DATA FOR THIS EXERCISE ->
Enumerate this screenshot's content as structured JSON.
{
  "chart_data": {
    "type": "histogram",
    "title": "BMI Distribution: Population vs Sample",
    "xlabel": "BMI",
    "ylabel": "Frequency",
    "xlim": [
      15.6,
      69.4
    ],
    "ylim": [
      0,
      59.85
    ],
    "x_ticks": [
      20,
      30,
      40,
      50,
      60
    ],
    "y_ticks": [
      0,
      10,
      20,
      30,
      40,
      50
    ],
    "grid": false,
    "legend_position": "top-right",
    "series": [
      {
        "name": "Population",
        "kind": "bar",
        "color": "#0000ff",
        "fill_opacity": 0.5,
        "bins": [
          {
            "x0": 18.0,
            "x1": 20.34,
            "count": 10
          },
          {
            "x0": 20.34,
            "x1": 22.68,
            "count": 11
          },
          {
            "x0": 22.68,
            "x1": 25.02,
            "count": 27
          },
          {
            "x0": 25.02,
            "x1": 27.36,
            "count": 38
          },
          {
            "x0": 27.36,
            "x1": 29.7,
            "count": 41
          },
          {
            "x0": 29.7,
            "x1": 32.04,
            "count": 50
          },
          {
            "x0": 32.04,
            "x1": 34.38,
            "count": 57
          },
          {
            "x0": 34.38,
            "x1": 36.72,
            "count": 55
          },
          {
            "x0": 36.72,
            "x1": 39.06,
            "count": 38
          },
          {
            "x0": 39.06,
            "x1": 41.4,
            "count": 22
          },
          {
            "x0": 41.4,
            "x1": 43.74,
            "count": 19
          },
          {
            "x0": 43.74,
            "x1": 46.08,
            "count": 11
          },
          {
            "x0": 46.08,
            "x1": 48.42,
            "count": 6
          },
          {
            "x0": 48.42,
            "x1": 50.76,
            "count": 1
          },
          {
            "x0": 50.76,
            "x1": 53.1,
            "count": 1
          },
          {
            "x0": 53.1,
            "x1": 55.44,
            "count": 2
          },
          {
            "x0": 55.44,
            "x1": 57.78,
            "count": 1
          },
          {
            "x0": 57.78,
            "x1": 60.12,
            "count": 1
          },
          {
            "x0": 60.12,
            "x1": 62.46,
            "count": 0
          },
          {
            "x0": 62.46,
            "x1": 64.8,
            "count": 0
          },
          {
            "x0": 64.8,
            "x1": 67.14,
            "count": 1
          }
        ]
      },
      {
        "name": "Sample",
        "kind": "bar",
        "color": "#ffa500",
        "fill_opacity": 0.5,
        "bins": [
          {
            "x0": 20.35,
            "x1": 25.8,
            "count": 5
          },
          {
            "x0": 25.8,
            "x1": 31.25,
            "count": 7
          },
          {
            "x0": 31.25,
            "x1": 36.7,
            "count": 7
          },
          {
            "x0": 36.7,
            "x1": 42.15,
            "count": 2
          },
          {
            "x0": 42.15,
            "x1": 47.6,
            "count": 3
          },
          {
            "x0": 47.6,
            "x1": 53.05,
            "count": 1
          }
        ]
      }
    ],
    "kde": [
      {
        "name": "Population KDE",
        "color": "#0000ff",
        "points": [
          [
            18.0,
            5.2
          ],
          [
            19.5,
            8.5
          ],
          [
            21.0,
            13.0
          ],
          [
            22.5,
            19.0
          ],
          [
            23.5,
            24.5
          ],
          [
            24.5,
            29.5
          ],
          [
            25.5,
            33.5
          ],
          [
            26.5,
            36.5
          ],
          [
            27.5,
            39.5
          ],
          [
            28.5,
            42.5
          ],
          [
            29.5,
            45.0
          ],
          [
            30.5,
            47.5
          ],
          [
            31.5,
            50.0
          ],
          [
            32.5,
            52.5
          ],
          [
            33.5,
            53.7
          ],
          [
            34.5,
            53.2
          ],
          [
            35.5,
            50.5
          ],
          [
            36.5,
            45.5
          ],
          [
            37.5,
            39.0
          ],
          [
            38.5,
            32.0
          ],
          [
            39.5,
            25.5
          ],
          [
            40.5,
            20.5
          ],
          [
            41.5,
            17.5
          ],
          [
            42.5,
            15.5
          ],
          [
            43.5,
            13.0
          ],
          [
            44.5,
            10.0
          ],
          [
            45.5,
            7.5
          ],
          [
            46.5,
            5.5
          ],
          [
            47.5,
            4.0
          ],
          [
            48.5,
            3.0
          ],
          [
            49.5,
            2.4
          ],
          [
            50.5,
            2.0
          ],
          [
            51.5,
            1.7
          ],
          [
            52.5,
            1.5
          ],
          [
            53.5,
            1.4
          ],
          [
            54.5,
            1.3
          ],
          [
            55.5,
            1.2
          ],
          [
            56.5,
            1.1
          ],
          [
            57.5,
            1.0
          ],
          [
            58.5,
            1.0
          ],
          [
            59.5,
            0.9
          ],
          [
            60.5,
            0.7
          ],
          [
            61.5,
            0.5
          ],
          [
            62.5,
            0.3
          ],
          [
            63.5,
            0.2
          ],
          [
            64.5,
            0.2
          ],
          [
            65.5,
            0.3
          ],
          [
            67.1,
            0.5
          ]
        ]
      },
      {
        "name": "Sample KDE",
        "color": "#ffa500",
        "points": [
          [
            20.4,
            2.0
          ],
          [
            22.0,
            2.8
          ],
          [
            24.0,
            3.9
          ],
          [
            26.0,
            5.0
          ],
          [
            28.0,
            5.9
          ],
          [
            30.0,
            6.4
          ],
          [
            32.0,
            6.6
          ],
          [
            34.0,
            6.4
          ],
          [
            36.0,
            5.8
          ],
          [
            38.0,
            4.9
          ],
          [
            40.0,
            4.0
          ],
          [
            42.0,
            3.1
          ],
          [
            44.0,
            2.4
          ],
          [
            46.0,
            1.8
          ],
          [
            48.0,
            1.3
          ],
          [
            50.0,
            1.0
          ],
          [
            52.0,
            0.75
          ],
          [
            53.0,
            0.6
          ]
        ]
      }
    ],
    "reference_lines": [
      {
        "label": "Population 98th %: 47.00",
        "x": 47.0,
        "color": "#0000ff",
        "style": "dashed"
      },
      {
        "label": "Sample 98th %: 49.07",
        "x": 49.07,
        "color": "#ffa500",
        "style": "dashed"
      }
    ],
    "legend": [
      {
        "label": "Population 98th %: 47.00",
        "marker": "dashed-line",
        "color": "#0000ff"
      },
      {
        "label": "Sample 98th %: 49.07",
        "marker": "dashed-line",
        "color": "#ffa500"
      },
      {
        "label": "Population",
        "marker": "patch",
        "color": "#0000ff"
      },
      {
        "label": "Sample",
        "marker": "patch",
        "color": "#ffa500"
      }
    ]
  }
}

STATED PROBLEM -> Exactly reproduce the material above.

THE REPLY ->
Enumerate this screenshot's content as structured JSON.
{
  "chart_data": {
    "type": "histogram",
    "title": "BMI Distribution: Population vs Sample",
    "xlabel": "BMI",
    "ylabel": "Frequency",
    "xlim": [
      15.6,
      69.4
    ],
    "ylim": [
      0,
      59.85
    ],
    "x_ticks": [
      20,
      30,
      40,
      50,
      60
    ],
    "y_ticks": [
      0,
      10,
      20,
      30,
      40,
      50
    ],
    "grid": false,
    "legend_position": "top-right",
    "series": [
      {
        "name": "Population",
        "kind": "bar",
        "color": "#0000ff",
        "fill_opacity": 0.5,
        "bins": [
          {
            "x0": 18.0,
            "x1": 20.34,
            "count": 10
          },
          {
            "x0": 20.34,
            "x1": 22.68,
            "count": 11
          },
          {
            "x0": 22.68,
            "x1": 25.02,
            "count": 27
          },
          {
            "x0": 25.02,
            "x1": 27.36,
            "count": 38
          },
          {
            "x0": 27.36,
            "x1": 29.7,
            "count": 41
          },
          {
            "x0": 29.7,
            "x1": 32.04,
            "count": 50
          },
          {
            "x0": 32.04,
            "x1": 34.38,
            "count": 57
          },
          {
            "x0": 34.38,
            "x1": 36.72,
            "count": 55
          },
          {
            "x0": 36.72,
            "x1": 39.06,
            "count": 38
          },
          {
            "x0": 39.06,
            "x1": 41.4,
            "count": 22
          },
          {
            "x0": 41.4,
            "x1": 43.74,
            "count": 19
          },
          {
            "x0": 43.74,
            "x1": 46.08,
            "count": 11
          },
          {
            "x0": 46.08,
            "x1": 48.42,
            "count": 6
          },
          {
            "x0": 48.42,
            "x1": 50.76,
            "count": 1
          },
          {
            "x0": 50.76,
            "x1": 53.1,
            "count": 1
          },
          {
            "x0": 53.1,
            "x1": 55.44,
            "count": 2
          },
          {
            "x0": 55.44,
            "x1": 57.78,
            "count": 1
          },
          {
            "x0": 57.78,
            "x1": 60.12,
            "count": 1
          },
          {
            "x0": 60.12,
            "x1": 62.46,
            "count": 0
          },
          {
            "x0": 62.46,
            "x1": 64.8,
            "count": 0
          },
          {
            "x0": 64.8,
            "x1": 67.14,
            "count": 1
          }
        ]
      },
      {
        "name": "Sample",
        "kind": "bar",
        "color": "#ffa500",
        "fill_opacity": 0.5,
        "bins": [
          {
            "x0": 20.35,
            "x1": 25.8,
            "count": 5
          },
          {
            "x0": 25.8,
            "x1": 31.25,
            "count": 7
          },
          {
            "x0": 31.25,
            "x1": 36.7,
            "count": 7
          },
          {
            "x0": 36.7,
            "x1": 42.15,
            "count": 2
          },
          {
            "x0": 42.15,
            "x1": 47.6,
            "count": 3
          },
          {
            "x0": 47.6,
            "x1": 53.05,
            "count": 1
          }
        ]
      }
    ],
    "kde": [
      {
        "name": "Population KDE",
        "color": "#0000ff",
        "points": [
          [
            18.0,
            5.2
          ],
          [
            19.5,
            8.5
          ],
          [
            21.0,
            13.0
          ],
          [
            22.5,
            19.0
          ],
          [
            23.5,
            24.5
          ],
          [
            24.5,
            29.5
          ],
          [
            25.5,
            33.5
          ],
          [
            26.5,
            36.5
          ],
          [
            27.5,
            39.5
          ],
          [
            28.5,
            42.5
          ],
          [
            29.5,
            45.0
          ],
          [
            30.5,
            47.5
          ],
          [
            31.5,
            50.0
          ],
          [
            32.5,
            52.5
          ],
          [
            33.5,
            53.7
          ],
          [
            34.5,
            53.2
          ],
          [
            35.5,
            50.5
          ],
          [
            36.5,
            45.5
          ],
          [
            37.5,
            39.0
          ],
          [
            38.5,
            32.0
          ],
          [
            39.5,
            25.5
          ],
          [
            40.5,
            20.5
          ],
          [
            41.5,
            17.5
          ],
          [
            42.5,
            15.5
          ],
          [
            43.5,
            13.0
          ],
          [
            44.5,
            10.0
          ],
          [
            45.5,
            7.5
          ],
          [
            46.5,
            5.5
          ],
          [
            47.5,
            4.0
          ],
          [
            48.5,
            3.0
          ],
          [
            49.5,
            2.4
          ],
          [
            50.5,
            2.0
          ],
          [
            51.5,
            1.7
          ],
          [
            52.5,
            1.5
          ],
          [
            53.5,
            1.4
          ],
          [
            54.5,
            1.3
          ],
          [
            55.5,
            1.2
          ],
          [
            56.5,
            1.1
          ],
          [
            57.5,
            1.0
          ],
          [
            58.5,
            1.0
          ],
          [
            59.5,
            0.9
          ],
          [
            60.5,
            0.7
          ],
          [
            61.5,
            0.5
          ],
          [
            62.5,
            0.3
          ],
          [
            63.5,
            0.2
          ],
          [
            64.5,
            0.2
          ],
          [
            65.5,
            0.3
          ],
          [
            67.1,
            0.5
          ]
        ]
      },
      {
        "name": "Sample KDE",
        "color": "#ffa500",
        "points": [
          [
            20.4,
            2.0
          ],
          [
            22.0,
            2.8
          ],
          [
            24.0,
            3.9
          ],
          [
            26.0,
            5.0
          ],
          [
            28.0,
            5.9
          ],
          [
            30.0,
            6.4
          ],
          [
            32.0,
            6.6
          ],
          [
            34.0,
            6.4
          ],
          [
            36.0,
            5.8
          ],
          [
            38.0,
            4.9
          ],
          [
            40.0,
            4.0
          ],
          [
            42.0,
            3.1
          ],
          [
            44.0,
            2.4
          ],
          [
            46.0,
            1.8
          ],
          [
            48.0,
            1.3
          ],
          [
            50.0,
            1.0
          ],
          [
            52.0,
            0.75
          ],
          [
            53.0,
            0.6
          ]
        ]
      }
    ],
    "reference_lines": [
      {
        "label": "Population 98th %: 47.00",
        "x": 47.0,
        "color": "#0000ff",
        "style": "dashed"
      },
      {
        "label": "Sample 98th %: 49.07",
        "x": 49.07,
        "color": "#ffa500",
        "style": "dashed"
      }
    ],
    "legend": [
      {
        "label": "Population 98th %: 47.00",
        "marker": "dashed-line",
        "color": "#0000ff"
      },
      {
        "label": "Sample 98th %: 49.07",
        "marker": "dashed-line",
        "color": "#ffa500"
      },
      {
        "label": "Population",
        "marker": "patch",
        "color": "#0000ff"
      },
      {
        "label": "Sample",
        "marker": "patch",
        "color": "#ffa500"
      }
    ]
  }
}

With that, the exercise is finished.